● Problem to work on
List each line of the data that holds the string "JSON".

● Supplied information
------------------------------
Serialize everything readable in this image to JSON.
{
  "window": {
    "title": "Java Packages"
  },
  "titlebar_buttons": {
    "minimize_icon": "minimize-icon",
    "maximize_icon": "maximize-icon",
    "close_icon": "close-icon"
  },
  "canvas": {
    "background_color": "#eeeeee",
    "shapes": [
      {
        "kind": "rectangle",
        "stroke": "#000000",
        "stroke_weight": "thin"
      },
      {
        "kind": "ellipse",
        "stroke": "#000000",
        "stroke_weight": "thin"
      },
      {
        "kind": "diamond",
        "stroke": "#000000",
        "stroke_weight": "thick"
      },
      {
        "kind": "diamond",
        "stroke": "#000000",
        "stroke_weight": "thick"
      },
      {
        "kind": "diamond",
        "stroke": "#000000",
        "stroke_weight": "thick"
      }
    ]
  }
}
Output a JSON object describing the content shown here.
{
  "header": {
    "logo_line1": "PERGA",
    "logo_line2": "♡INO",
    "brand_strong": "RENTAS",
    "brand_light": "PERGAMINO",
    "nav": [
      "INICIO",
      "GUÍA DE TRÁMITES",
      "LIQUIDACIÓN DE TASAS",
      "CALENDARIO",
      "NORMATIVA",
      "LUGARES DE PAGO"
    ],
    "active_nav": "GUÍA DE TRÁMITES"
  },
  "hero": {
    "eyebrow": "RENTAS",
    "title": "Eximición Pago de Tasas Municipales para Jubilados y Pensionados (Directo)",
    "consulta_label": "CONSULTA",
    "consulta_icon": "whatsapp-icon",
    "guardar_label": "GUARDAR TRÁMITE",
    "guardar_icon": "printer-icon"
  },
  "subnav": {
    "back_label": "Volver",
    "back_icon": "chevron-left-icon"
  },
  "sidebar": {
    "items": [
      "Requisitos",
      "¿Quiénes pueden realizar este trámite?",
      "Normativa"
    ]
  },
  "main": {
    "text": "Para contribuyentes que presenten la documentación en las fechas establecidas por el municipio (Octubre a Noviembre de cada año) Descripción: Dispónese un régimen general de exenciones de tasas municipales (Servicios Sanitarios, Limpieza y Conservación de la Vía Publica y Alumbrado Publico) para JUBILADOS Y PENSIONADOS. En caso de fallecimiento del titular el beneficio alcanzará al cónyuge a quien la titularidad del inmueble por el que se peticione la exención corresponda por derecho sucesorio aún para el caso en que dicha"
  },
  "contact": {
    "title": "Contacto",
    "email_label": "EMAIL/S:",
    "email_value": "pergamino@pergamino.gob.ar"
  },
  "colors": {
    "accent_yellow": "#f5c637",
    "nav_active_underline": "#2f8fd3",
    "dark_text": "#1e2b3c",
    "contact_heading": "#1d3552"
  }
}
------------------------------
● Exercise output
Serialize everything readable in this image to JSON.
Output a JSON object describing the content shown here.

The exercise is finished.